— Written problem —
Provide the records once more, identical to the original.

— Extracted material —
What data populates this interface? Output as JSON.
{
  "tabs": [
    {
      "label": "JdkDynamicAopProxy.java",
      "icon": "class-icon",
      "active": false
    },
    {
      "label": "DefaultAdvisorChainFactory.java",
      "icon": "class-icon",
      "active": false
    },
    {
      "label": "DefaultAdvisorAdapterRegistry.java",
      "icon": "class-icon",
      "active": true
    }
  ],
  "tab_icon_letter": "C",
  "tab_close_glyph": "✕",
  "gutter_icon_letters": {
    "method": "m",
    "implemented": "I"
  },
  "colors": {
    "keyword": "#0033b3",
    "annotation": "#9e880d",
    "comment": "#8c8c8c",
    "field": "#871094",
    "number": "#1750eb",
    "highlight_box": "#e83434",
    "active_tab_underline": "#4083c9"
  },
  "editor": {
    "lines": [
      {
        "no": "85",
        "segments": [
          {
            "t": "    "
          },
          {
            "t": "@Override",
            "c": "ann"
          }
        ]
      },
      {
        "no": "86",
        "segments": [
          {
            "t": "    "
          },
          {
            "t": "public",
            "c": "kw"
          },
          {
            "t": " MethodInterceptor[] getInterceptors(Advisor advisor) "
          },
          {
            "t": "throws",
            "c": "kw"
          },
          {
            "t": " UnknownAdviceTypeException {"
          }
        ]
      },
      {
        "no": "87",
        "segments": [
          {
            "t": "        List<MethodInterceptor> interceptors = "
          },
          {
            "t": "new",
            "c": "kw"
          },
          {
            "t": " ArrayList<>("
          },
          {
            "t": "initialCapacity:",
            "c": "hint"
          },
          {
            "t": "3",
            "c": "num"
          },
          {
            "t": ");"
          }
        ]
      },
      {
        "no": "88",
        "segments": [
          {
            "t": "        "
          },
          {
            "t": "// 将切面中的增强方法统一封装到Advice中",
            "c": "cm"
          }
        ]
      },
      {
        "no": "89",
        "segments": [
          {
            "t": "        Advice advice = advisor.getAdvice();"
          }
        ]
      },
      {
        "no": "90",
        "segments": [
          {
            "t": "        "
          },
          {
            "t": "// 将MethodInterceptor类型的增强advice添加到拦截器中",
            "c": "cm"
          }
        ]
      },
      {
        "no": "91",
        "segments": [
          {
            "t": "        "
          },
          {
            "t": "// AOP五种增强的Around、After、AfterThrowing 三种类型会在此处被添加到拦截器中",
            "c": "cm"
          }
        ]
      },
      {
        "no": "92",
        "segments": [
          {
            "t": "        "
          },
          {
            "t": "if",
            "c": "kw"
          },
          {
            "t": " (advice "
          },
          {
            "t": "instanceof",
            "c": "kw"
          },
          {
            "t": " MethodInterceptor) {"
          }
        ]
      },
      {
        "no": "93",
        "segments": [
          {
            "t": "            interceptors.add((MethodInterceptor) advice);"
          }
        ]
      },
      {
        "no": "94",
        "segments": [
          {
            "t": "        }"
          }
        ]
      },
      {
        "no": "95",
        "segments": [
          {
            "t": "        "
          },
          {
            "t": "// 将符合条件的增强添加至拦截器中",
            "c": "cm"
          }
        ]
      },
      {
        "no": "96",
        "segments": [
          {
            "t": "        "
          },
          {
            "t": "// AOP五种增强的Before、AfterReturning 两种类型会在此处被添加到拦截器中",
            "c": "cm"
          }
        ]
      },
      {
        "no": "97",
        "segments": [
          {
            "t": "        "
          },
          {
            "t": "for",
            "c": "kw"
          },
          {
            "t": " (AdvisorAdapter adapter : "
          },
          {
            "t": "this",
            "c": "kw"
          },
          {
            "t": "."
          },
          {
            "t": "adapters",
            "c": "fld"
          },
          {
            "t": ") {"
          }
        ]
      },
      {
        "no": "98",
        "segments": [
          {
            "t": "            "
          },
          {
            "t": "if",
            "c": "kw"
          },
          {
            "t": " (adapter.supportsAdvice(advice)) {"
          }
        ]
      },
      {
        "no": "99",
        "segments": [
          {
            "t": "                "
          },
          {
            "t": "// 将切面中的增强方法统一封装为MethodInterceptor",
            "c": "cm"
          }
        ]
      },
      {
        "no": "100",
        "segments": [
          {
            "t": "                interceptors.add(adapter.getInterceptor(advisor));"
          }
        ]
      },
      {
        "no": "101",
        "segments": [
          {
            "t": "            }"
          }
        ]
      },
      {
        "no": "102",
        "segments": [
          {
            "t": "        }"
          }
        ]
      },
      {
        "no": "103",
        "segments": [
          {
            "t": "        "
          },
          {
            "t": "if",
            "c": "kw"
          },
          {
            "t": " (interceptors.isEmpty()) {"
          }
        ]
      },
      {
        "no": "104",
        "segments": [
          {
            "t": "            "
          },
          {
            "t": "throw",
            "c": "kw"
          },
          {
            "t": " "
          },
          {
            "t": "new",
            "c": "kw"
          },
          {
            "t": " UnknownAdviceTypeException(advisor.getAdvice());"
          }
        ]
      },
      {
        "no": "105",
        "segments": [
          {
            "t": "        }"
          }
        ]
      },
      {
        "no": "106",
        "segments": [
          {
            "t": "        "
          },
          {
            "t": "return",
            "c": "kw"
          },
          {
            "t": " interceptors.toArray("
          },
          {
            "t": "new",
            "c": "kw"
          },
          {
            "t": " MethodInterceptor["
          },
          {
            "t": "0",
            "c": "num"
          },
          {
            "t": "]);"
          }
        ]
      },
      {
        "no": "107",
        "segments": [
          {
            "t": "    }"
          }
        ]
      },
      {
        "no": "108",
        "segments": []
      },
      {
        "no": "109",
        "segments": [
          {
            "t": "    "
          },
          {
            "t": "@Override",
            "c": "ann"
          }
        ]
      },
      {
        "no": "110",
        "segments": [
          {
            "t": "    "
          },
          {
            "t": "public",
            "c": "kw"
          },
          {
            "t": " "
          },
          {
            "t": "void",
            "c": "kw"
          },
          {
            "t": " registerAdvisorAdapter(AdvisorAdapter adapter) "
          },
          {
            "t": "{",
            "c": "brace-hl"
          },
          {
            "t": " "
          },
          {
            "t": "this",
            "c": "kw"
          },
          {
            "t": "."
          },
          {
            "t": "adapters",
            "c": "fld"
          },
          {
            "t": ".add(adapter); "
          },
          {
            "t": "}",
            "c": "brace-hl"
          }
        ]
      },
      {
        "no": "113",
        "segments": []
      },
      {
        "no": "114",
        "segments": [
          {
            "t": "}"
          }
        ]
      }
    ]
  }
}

— Output of the task —
What data populates this interface? Output as JSON.
{
  "tabs": [
    {
      "label": "JdkDynamicAopProxy.java",
      "icon": "class-icon",
      "active": false
    },
    {
      "label": "DefaultAdvisorChainFactory.java",
      "icon": "class-icon",
      "active": false
    },
    {
      "label": "DefaultAdvisorAdapterRegistry.java",
      "icon": "class-icon",
      "active": true
    }
  ],
  "tab_icon_letter": "C",
  "tab_close_glyph": "✕",
  "gutter_icon_letters": {
    "method": "m",
    "implemented": "I"
  },
  "colors": {
    "keyword": "#0033b3",
    "annotation": "#9e880d",
    "comment": "#8c8c8c",
    "field": "#871094",
    "number": "#1750eb",
    "highlight_box": "#e83434",
    "active_tab_underline": "#4083c9"
  },
  "editor": {
    "lines": [
      {
        "no": "85",
        "segments": [
          {
            "t": "    "
          },
          {
            "t": "@Override",
            "c": "ann"
          }
        ]
      },
      {
        "no": "86",
        "segments": [
          {
            "t": "    "
          },
          {
            "t": "public",
            "c": "kw"
          },
          {
            "t": " MethodInterceptor[] getInterceptors(Advisor advisor) "
          },
          {
            "t": "throws",
            "c": "kw"
          },
          {
            "t": " UnknownAdviceTypeException {"
          }
        ]
      },
      {
        "no": "87",
        "segments": [
          {
            "t": "        List<MethodInterceptor> interceptors = "
          },
          {
            "t": "new",
            "c": "kw"
          },
          {
            "t": " ArrayList<>("
          },
          {
            "t": "initialCapacity:",
            "c": "hint"
          },
          {
            "t": "3",
            "c": "num"
          },
          {
            "t": ");"
          }
        ]
      },
      {
        "no": "88",
        "segments": [
          {
            "t": "        "
          },
          {
            "t": "// 将切面中的增强方法统一封装到Advice中",
            "c": "cm"
          }
        ]
      },
      {
        "no": "89",
        "segments": [
          {
            "t": "        Advice advice = advisor.getAdvice();"
          }
        ]
      },
      {
        "no": "90",
        "segments": [
          {
            "t": "        "
          },
          {
            "t": "// 将MethodInterceptor类型的增强advice添加到拦截器中",
            "c": "cm"
          }
        ]
      },
      {
        "no": "91",
        "segments": [
          {
            "t": "        "
          },
          {
            "t": "// AOP五种增强的Around、After、AfterThrowing 三种类型会在此处被添加到拦截器中",
            "c": "cm"
          }
        ]
      },
      {
        "no": "92",
        "segments": [
          {
            "t": "        "
          },
          {
            "t": "if",
            "c": "kw"
          },
          {
            "t": " (advice "
          },
          {
            "t": "instanceof",
            "c": "kw"
          },
          {
            "t": " MethodInterceptor) {"
          }
        ]
      },
      {
        "no": "93",
        "segments": [
          {
            "t": "            interceptors.add((MethodInterceptor) advice);"
          }
        ]
      },
      {
        "no": "94",
        "segments": [
          {
            "t": "        }"
          }
        ]
      },
      {
        "no": "95",
        "segments": [
          {
            "t": "        "
          },
          {
            "t": "// 将符合条件的增强添加至拦截器中",
            "c": "cm"
          }
        ]
      },
      {
        "no": "96",
        "segments": [
          {
            "t": "        "
          },
          {
            "t": "// AOP五种增强的Before、AfterReturning 两种类型会在此处被添加到拦截器中",
            "c": "cm"
          }
        ]
      },
      {
        "no": "97",
        "segments": [
          {
            "t": "        "
          },
          {
            "t": "for",
            "c": "kw"
          },
          {
            "t": " (AdvisorAdapter adapter : "
          },
          {
            "t": "this",
            "c": "kw"
          },
          {
            "t": "."
          },
          {
            "t": "adapters",
            "c": "fld"
          },
          {
            "t": ") {"
          }
        ]
      },
      {
        "no": "98",
        "segments": [
          {
            "t": "            "
          },
          {
            "t": "if",
            "c": "kw"
          },
          {
            "t": " (adapter.supportsAdvice(advice)) {"
          }
        ]
      },
      {
        "no": "99",
        "segments": [
          {
            "t": "                "
          },
          {
            "t": "// 将切面中的增强方法统一封装为MethodInterceptor",
            "c": "cm"
          }
        ]
      },
      {
        "no": "100",
        "segments": [
          {
            "t": "                interceptors.add(adapter.getInterceptor(advisor));"
          }
        ]
      },
      {
        "no": "101",
        "segments": [
          {
            "t": "            }"
          }
        ]
      },
      {
        "no": "102",
        "segments": [
          {
            "t": "        }"
          }
        ]
      },
      {
        "no": "103",
        "segments": [
          {
            "t": "        "
          },
          {
            "t": "if",
            "c": "kw"
          },
          {
            "t": " (interceptors.isEmpty()) {"
          }
        ]
      },
      {
        "no": "104",
        "segments": [
          {
            "t": "            "
          },
          {
            "t": "throw",
            "c": "kw"
          },
          {
            "t": " "
          },
          {
            "t": "new",
            "c": "kw"
          },
          {
            "t": " UnknownAdviceTypeException(advisor.getAdvice());"
          }
        ]
      },
      {
        "no": "105",
        "segments": [
          {
            "t": "        }"
          }
        ]
      },
      {
        "no": "106",
        "segments": [
          {
            "t": "        "
          },
          {
            "t": "return",
            "c": "kw"
          },
          {
            "t": " interceptors.toArray("
          },
          {
            "t": "new",
            "c": "kw"
          },
          {
            "t": " MethodInterceptor["
          },
          {
            "t": "0",
            "c": "num"
          },
          {
            "t": "]);"
          }
        ]
      },
      {
        "no": "107",
        "segments": [
          {
            "t": "    }"
          }
        ]
      },
      {
        "no": "108",
        "segments": []
      },
      {
        "no": "109",
        "segments": [
          {
            "t": "    "
          },
          {
            "t": "@Override",
            "c": "ann"
          }
        ]
      },
      {
        "no": "110",
        "segments": [
          {
            "t": "    "
          },
          {
            "t": "public",
            "c": "kw"
          },
          {
            "t": " "
          },
          {
            "t": "void",
            "c": "kw"
          },
          {
            "t": " registerAdvisorAdapter(AdvisorAdapter adapter) "
          },
          {
            "t": "{",
            "c": "brace-hl"
          },
          {
            "t": " "
          },
          {
            "t": "this",
            "c": "kw"
          },
          {
            "t": "."
          },
          {
            "t": "adapters",
            "c": "fld"
          },
          {
            "t": ".add(adapter); "
          },
          {
            "t": "}",
            "c": "brace-hl"
          }
        ]
      },
      {
        "no": "113",
        "segments": []
      },
      {
        "no": "114",
        "segments": [
          {
            "t": "}"
          }
        ]
      }
    ]
  }
}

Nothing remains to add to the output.